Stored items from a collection
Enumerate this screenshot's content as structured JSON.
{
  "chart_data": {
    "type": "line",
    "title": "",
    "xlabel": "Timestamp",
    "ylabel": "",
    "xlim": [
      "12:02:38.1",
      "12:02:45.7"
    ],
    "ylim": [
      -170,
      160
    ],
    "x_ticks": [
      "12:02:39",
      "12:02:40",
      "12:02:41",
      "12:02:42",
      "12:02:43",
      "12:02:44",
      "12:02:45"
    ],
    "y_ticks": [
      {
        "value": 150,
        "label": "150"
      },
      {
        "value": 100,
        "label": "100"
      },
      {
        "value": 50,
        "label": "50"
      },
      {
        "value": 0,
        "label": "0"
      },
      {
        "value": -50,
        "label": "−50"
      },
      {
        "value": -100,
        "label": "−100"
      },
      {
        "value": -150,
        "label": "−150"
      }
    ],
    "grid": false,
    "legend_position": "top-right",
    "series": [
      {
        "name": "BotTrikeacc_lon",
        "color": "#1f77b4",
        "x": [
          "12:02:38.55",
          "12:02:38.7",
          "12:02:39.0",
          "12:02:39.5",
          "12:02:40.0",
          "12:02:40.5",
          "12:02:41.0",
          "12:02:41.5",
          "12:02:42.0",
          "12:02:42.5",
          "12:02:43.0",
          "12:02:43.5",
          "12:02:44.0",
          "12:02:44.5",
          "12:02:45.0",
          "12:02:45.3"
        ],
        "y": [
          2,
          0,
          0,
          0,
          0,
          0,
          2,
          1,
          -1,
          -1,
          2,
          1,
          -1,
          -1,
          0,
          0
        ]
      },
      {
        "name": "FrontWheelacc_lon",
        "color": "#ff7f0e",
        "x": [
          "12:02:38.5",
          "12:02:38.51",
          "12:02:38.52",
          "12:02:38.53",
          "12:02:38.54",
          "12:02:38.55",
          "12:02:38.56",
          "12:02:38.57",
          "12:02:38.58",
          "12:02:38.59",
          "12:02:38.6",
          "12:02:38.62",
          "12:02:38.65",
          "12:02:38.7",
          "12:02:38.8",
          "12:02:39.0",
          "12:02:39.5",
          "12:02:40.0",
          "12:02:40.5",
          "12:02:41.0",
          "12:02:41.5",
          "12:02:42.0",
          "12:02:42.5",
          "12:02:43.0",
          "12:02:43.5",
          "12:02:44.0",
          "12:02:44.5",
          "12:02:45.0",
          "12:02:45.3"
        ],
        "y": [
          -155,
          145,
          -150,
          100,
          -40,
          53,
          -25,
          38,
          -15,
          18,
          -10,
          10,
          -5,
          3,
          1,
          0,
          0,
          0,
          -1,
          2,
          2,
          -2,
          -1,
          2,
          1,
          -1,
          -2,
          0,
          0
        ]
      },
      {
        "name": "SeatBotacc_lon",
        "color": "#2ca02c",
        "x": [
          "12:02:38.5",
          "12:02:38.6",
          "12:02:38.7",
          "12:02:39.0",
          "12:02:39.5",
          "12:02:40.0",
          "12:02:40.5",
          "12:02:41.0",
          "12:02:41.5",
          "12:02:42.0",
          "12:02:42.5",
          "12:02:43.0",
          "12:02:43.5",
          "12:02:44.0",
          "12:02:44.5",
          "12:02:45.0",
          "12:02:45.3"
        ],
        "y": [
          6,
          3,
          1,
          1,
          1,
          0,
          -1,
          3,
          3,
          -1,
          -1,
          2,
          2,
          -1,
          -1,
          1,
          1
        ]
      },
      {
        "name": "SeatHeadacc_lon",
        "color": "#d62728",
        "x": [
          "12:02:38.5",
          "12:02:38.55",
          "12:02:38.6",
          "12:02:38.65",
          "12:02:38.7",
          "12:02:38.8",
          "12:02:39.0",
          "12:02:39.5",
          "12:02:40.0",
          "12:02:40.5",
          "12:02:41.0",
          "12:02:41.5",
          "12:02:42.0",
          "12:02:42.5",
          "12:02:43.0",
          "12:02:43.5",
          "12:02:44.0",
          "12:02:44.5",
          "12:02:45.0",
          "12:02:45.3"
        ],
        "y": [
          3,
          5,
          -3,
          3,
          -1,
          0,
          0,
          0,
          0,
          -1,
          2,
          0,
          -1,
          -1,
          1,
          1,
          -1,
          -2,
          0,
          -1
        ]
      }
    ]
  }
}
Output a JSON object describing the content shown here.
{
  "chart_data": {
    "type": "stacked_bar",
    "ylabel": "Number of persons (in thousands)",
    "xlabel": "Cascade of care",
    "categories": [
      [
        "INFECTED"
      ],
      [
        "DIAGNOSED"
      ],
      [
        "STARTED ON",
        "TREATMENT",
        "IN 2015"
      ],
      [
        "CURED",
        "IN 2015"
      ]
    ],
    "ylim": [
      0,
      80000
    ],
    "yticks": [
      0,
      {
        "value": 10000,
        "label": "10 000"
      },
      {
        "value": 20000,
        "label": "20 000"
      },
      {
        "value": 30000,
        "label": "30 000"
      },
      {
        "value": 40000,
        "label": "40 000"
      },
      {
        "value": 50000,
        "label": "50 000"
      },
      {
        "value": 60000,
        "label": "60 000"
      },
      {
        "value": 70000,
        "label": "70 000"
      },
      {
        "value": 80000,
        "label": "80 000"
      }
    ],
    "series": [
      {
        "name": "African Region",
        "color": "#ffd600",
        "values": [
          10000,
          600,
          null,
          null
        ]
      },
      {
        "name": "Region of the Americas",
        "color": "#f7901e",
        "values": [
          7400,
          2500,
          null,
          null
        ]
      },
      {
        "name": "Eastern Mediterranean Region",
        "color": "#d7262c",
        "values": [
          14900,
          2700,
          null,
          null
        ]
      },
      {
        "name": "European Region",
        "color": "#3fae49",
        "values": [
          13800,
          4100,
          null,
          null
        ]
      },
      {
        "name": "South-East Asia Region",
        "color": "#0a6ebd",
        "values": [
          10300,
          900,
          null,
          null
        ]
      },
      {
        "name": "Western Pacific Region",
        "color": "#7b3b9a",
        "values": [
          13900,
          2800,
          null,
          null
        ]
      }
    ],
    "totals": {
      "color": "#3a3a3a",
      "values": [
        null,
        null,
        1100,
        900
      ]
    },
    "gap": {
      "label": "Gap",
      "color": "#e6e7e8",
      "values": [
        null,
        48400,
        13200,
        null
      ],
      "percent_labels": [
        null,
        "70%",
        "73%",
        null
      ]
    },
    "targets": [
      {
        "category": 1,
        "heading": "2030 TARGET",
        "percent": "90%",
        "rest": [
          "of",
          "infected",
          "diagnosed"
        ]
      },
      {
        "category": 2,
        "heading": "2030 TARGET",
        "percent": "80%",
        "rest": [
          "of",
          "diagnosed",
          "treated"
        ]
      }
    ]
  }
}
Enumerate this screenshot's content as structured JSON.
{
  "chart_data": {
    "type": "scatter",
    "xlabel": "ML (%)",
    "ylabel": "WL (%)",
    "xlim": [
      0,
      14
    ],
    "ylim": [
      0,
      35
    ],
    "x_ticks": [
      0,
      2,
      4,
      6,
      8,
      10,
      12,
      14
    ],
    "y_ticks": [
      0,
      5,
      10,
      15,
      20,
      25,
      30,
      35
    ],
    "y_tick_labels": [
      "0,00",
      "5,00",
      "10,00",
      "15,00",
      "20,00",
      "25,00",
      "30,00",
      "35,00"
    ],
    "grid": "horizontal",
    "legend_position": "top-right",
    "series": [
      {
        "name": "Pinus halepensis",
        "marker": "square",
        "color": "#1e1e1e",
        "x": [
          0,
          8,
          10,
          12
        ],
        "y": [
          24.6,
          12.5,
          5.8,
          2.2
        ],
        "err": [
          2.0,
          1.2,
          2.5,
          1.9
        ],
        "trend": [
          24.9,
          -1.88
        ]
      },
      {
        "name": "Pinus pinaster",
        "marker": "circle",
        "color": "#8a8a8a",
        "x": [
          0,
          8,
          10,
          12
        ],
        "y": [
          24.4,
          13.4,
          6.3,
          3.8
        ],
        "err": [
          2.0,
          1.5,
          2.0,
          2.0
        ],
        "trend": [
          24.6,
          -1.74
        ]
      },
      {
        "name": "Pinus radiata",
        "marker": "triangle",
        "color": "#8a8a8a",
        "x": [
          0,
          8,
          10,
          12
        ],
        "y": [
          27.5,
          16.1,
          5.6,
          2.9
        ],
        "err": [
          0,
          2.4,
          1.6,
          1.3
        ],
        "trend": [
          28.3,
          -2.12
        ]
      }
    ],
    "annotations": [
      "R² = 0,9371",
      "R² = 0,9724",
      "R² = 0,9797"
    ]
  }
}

- [STATED EXERCISE]: Copy every line in the records above that contains the word "marker".

- [CORRECT ANSWER]:
        "marker": "square",
        "marker": "circle",
        "marker": "triangle",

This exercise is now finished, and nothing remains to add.